## START Materials provided

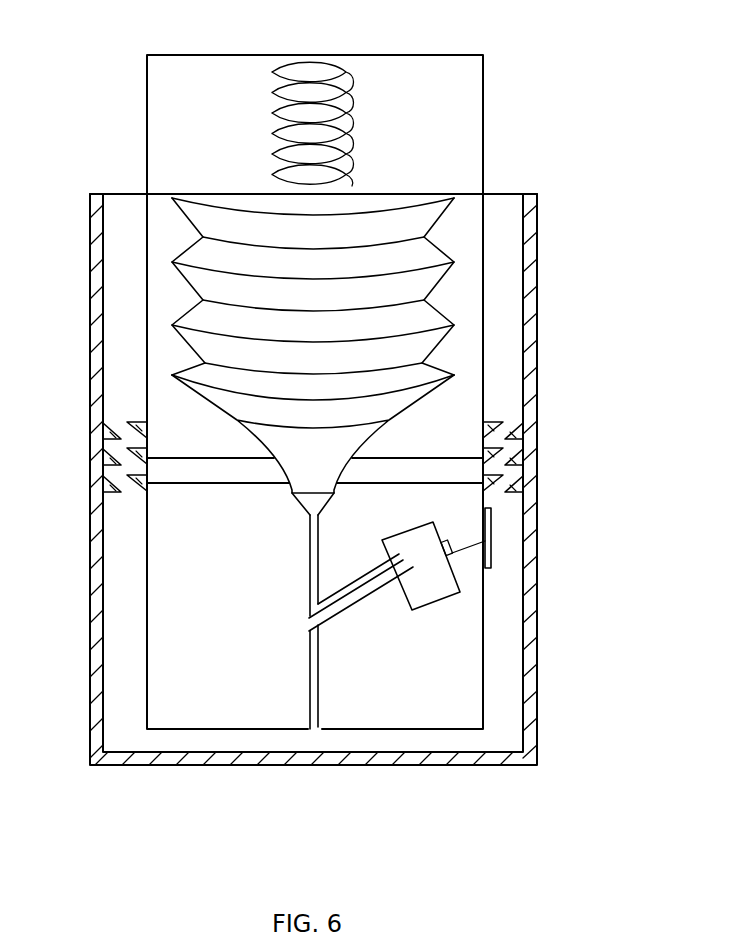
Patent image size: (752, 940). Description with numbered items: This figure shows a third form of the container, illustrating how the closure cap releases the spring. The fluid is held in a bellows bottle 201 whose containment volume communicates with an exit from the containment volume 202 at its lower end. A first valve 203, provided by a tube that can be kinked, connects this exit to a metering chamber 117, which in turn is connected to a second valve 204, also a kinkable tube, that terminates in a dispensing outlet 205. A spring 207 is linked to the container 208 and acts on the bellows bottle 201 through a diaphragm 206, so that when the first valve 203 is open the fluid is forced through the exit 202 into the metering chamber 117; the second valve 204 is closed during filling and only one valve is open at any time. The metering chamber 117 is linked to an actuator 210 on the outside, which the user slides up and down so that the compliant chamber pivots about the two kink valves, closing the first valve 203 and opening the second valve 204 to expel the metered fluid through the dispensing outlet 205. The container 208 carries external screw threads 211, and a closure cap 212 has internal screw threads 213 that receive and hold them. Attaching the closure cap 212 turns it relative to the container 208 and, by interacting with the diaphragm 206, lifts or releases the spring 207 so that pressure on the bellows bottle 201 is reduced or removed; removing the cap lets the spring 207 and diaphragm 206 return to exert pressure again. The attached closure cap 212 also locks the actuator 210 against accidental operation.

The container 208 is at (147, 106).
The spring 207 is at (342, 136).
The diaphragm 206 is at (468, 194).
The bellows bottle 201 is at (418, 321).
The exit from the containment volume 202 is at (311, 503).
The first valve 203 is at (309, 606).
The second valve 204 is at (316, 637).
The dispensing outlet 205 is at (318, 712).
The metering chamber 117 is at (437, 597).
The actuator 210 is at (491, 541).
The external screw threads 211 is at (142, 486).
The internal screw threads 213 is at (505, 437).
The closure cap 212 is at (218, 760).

## END Materials provided
## START Materials provided

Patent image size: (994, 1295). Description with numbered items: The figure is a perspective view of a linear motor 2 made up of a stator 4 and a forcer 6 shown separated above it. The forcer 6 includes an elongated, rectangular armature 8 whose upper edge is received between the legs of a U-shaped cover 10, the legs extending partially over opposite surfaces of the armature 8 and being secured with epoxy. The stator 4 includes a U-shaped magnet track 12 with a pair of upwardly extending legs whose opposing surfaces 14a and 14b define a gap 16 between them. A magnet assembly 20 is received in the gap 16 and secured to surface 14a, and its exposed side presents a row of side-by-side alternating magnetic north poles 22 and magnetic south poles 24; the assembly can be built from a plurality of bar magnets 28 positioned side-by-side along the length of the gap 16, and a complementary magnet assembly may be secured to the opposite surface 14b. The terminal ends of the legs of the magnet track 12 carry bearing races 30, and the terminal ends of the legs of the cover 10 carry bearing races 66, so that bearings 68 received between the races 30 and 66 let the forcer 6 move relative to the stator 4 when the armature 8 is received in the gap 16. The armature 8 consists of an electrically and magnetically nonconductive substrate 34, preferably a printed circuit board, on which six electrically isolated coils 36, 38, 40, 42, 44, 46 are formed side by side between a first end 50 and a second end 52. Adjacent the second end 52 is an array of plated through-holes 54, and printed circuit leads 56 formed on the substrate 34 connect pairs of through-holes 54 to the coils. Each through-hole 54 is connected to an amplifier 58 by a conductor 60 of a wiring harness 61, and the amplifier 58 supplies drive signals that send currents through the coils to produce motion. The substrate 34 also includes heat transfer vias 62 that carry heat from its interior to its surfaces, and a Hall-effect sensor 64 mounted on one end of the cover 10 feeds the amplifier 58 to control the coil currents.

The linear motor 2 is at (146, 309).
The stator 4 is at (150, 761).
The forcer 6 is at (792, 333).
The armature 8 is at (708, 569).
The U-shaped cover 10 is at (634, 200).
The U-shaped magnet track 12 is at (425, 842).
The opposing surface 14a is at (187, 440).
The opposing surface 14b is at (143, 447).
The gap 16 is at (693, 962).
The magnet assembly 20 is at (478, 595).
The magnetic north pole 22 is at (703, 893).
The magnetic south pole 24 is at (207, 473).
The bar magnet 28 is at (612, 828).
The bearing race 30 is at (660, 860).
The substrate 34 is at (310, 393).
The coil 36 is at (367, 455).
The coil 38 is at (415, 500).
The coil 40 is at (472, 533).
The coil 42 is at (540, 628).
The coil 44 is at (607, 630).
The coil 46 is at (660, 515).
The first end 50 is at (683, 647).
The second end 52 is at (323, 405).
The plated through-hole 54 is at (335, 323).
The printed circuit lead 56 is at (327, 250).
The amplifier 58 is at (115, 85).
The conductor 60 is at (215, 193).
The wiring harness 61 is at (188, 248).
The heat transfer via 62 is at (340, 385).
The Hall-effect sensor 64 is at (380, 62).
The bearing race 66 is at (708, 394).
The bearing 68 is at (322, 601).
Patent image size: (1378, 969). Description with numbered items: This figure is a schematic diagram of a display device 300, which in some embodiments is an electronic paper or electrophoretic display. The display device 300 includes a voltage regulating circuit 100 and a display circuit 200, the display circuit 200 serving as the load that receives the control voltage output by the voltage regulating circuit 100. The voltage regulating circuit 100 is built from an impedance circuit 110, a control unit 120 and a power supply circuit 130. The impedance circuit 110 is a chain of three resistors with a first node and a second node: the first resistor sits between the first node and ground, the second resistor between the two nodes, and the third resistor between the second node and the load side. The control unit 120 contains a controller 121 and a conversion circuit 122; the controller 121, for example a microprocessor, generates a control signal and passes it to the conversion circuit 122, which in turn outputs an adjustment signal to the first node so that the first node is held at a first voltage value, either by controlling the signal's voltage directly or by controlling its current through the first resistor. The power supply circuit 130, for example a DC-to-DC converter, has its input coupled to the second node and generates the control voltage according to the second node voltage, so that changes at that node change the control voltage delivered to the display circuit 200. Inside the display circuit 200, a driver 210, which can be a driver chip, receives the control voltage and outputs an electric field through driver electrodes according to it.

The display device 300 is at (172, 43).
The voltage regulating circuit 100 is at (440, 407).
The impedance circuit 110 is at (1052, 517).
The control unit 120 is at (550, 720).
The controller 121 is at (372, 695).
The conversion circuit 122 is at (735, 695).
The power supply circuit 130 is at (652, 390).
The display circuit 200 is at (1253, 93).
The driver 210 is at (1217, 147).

## END Materials provided
## START Materials provided

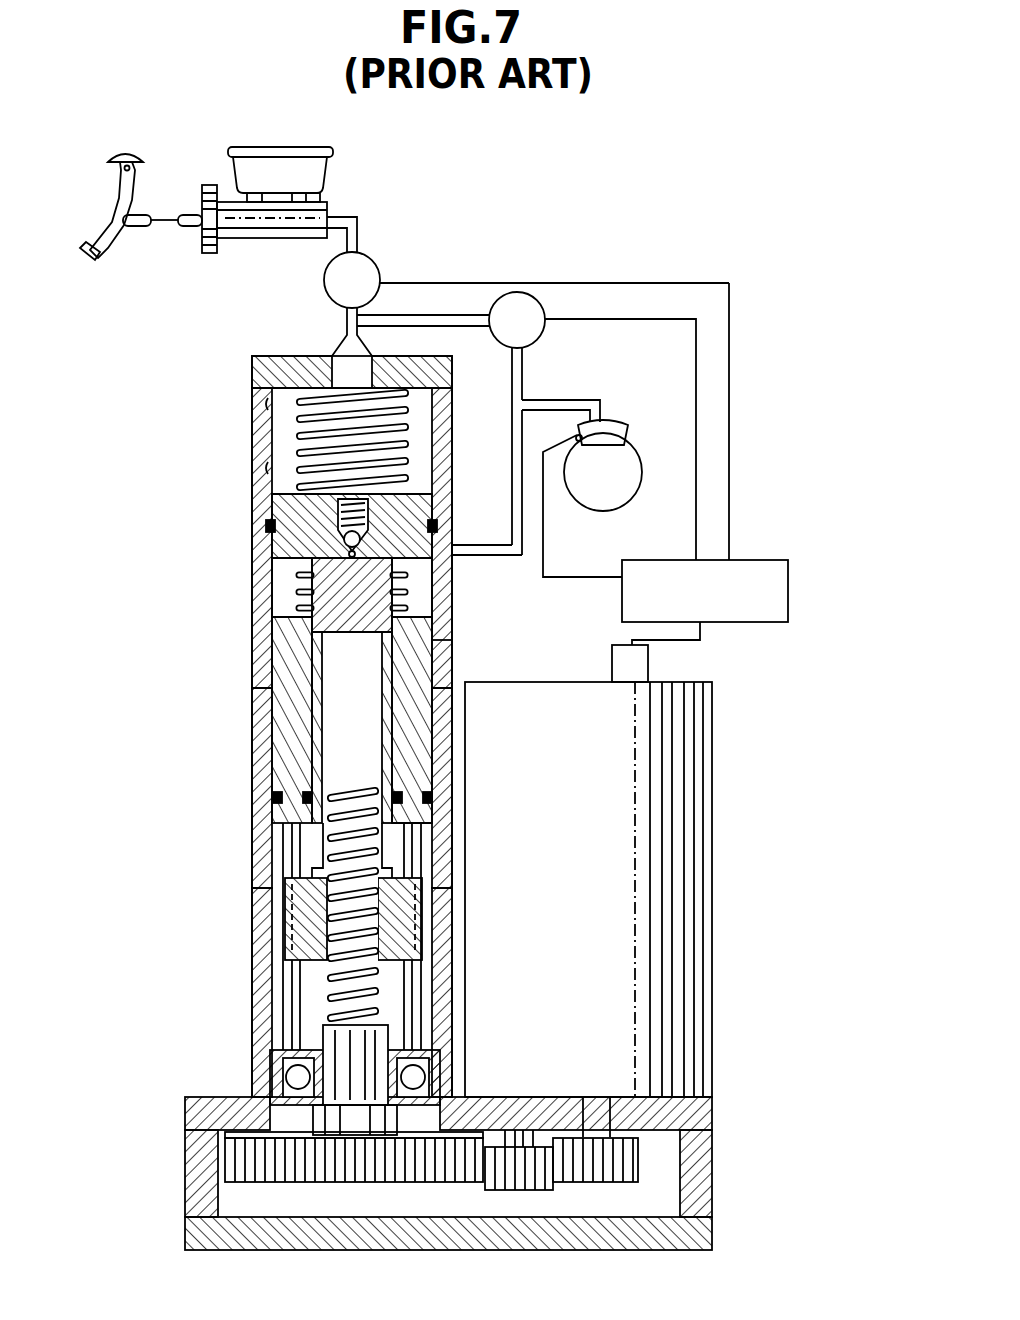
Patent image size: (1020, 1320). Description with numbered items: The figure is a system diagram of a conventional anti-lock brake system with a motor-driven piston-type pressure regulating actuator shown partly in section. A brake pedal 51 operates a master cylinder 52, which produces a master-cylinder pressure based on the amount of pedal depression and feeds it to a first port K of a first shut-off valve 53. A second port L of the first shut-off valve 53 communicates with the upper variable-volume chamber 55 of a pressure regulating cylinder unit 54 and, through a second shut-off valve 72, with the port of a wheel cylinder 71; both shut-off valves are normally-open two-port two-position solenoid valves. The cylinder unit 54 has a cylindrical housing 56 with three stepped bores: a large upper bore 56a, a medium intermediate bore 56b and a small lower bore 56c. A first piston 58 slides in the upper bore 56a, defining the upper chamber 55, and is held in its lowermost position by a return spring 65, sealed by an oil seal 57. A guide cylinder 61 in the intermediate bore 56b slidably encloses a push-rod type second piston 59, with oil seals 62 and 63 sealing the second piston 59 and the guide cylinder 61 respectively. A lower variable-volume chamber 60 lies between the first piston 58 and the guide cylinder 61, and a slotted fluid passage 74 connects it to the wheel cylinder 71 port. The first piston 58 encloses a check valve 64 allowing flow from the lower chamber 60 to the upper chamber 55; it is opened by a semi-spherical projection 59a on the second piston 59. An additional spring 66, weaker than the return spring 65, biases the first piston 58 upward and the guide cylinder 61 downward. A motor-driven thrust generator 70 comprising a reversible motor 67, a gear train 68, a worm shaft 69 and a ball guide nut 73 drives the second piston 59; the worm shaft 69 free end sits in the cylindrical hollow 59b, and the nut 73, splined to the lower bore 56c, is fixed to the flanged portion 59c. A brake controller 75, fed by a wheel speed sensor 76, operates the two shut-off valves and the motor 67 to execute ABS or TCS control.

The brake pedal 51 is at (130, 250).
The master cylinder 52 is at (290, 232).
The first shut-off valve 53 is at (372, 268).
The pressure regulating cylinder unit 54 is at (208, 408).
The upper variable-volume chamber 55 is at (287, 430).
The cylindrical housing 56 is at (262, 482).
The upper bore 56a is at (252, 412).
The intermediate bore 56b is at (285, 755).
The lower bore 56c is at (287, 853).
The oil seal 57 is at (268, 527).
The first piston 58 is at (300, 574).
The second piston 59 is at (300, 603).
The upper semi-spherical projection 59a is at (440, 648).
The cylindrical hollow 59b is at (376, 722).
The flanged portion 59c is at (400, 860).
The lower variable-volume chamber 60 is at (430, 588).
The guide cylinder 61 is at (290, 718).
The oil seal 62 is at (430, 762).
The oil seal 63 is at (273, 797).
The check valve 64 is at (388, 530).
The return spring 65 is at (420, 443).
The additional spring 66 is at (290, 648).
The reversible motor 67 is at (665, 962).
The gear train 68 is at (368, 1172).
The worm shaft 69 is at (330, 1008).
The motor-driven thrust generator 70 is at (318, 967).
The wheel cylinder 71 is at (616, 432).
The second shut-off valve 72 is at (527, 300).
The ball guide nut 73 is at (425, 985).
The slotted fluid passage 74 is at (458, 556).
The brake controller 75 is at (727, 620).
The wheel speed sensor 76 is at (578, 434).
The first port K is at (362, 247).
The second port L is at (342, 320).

## END Materials provided

Set problem> Retype the lines of the material from the one containing "Patent image size: (752, 940)." through the one containing "The closure cap 212 is at (218, 760).", both included, without changing anything in them.

Worked solution>
Patent image size: (752, 940). Description with numbered items: This figure shows a third form of the container, illustrating how the closure cap releases the spring. The fluid is held in a bellows bottle 201 whose containment volume communicates with an exit from the containment volume 202 at its lower end. A first valve 203, provided by a tube that can be kinked, connects this exit to a metering chamber 117, which in turn is connected to a second valve 204, also a kinkable tube, that terminates in a dispensing outlet 205. A spring 207 is linked to the container 208 and acts on the bellows bottle 201 through a diaphragm 206, so that when the first valve 203 is open the fluid is forced through the exit 202 into the metering chamber 117; the second valve 204 is closed during filling and only one valve is open at any time. The metering chamber 117 is linked to an actuator 210 on the outside, which the user slides up and down so that the compliant chamber pivots about the two kink valves, closing the first valve 203 and opening the second valve 204 to expel the metered fluid through the dispensing outlet 205. The container 208 carries external screw threads 211, and a closure cap 212 has internal screw threads 213 that receive and hold them. Attaching the closure cap 212 turns it relative to the container 208 and, by interacting with the diaphragm 206, lifts or releases the spring 207 so that pressure on the bellows bottle 201 is reduced or removed; removing the cap lets the spring 207 and diaphragm 206 return to exert pressure again. The attached closure cap 212 also locks the actuator 210 against accidental operation.

The container 208 is at (147, 106).
The spring 207 is at (342, 136).
The diaphragm 206 is at (468, 194).
The bellows bottle 201 is at (418, 321).
The exit from the containment volume 202 is at (311, 503).
The first valve 203 is at (309, 606).
The second valve 204 is at (316, 637).
The dispensing outlet 205 is at (318, 712).
The metering chamber 117 is at (437, 597).
The actuator 210 is at (491, 541).
The external screw threads 211 is at (142, 486).
The internal screw threads 213 is at (505, 437).
The closure cap 212 is at (218, 760).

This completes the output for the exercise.